* What is required
List each line of the data in which the string "screenshot" appears.

***

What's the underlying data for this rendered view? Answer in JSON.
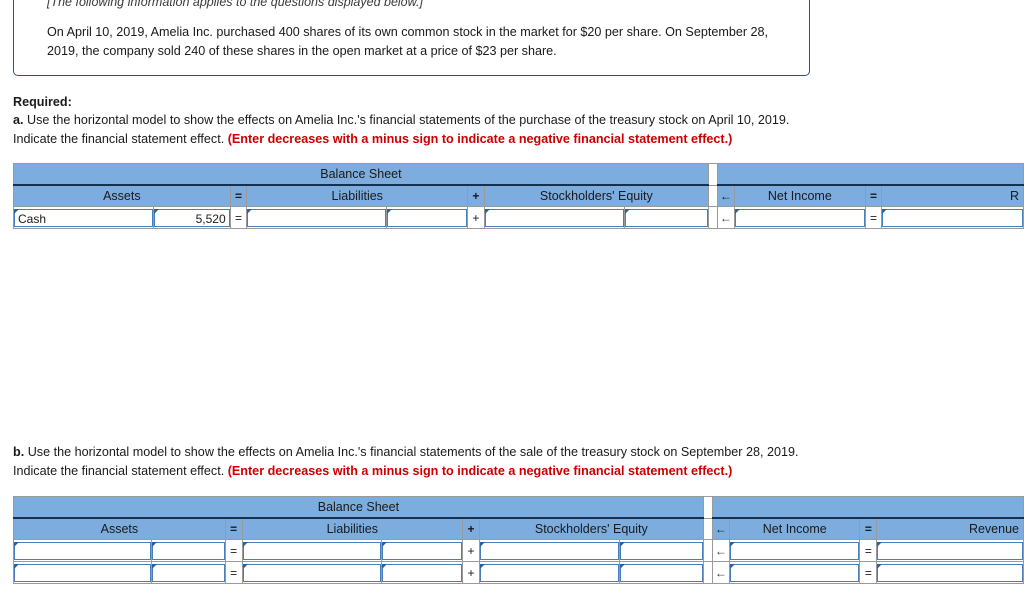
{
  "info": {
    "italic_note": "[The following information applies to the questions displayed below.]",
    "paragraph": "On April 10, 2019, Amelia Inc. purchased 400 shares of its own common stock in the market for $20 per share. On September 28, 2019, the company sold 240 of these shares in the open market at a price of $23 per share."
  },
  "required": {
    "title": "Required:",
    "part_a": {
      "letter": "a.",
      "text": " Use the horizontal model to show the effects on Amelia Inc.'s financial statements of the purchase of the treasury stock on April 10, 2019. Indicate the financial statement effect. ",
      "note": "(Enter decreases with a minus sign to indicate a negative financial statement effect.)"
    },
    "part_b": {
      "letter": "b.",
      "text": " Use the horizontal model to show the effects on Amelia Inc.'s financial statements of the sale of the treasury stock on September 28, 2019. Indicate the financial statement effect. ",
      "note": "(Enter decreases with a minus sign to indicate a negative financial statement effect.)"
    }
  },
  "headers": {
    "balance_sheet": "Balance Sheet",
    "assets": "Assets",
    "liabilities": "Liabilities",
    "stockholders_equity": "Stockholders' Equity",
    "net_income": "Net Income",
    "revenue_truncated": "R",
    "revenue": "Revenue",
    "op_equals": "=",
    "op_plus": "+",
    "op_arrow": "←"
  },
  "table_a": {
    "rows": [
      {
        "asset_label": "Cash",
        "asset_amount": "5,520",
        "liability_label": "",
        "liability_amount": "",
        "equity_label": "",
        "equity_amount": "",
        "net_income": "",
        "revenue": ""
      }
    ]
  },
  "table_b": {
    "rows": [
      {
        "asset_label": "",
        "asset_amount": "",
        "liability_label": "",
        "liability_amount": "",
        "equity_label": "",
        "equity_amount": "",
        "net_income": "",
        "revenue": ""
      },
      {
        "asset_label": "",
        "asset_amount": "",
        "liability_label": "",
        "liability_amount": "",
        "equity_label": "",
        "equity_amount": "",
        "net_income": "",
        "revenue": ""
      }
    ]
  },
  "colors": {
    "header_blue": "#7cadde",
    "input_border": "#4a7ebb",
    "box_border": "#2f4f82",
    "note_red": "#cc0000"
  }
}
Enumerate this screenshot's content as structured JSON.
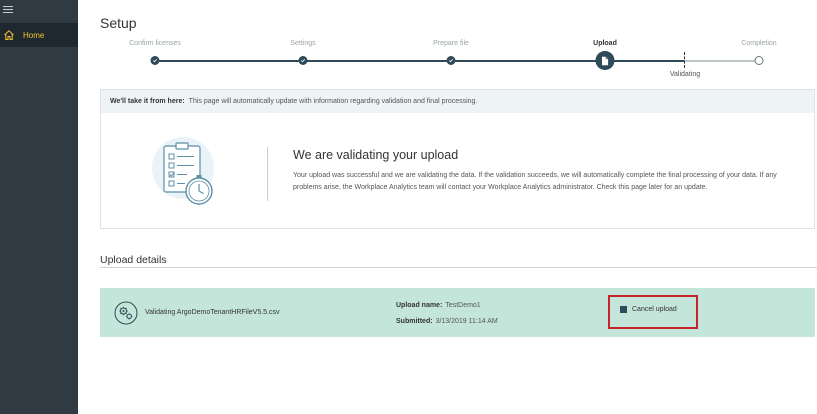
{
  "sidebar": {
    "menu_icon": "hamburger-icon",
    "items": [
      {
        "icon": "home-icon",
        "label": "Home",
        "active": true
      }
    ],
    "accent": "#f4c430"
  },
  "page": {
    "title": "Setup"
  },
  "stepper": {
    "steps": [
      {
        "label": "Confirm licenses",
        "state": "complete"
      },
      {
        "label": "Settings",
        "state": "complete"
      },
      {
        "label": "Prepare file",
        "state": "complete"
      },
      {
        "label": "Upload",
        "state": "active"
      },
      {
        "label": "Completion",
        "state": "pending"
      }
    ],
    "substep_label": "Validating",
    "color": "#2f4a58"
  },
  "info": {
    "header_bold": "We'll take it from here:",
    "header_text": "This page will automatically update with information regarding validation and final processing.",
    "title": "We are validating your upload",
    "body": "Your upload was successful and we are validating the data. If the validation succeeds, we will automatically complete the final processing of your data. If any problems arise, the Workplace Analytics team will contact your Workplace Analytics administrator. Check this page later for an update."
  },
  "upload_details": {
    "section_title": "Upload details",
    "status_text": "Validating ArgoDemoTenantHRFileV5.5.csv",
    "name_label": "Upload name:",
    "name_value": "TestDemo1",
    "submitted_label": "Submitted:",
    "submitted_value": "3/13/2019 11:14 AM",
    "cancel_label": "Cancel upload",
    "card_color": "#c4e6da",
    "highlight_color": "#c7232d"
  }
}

***

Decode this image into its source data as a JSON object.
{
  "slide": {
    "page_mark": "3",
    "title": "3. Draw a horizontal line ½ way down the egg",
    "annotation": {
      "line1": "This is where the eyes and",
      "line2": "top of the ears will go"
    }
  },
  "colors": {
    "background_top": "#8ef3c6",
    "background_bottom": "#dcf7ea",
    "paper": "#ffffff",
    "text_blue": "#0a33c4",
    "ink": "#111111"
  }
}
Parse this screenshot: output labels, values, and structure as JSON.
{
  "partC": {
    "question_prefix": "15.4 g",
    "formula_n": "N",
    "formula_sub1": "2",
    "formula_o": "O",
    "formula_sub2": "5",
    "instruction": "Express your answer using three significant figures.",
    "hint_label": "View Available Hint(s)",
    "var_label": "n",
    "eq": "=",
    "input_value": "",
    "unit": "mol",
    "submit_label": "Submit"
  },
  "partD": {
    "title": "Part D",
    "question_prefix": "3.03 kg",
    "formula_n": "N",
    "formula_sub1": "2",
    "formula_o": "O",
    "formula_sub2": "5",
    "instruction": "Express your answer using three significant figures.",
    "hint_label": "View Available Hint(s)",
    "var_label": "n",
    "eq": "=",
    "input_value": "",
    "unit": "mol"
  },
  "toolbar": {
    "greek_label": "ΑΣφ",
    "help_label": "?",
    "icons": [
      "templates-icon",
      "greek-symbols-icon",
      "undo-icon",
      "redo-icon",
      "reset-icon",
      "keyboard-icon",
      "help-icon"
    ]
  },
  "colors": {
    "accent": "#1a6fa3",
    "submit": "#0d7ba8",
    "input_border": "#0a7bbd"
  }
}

***

* Answer for the task
Enumerate this screenshot's content as structured JSON.
Parse this screenshot: output labels, values, and structure as JSON.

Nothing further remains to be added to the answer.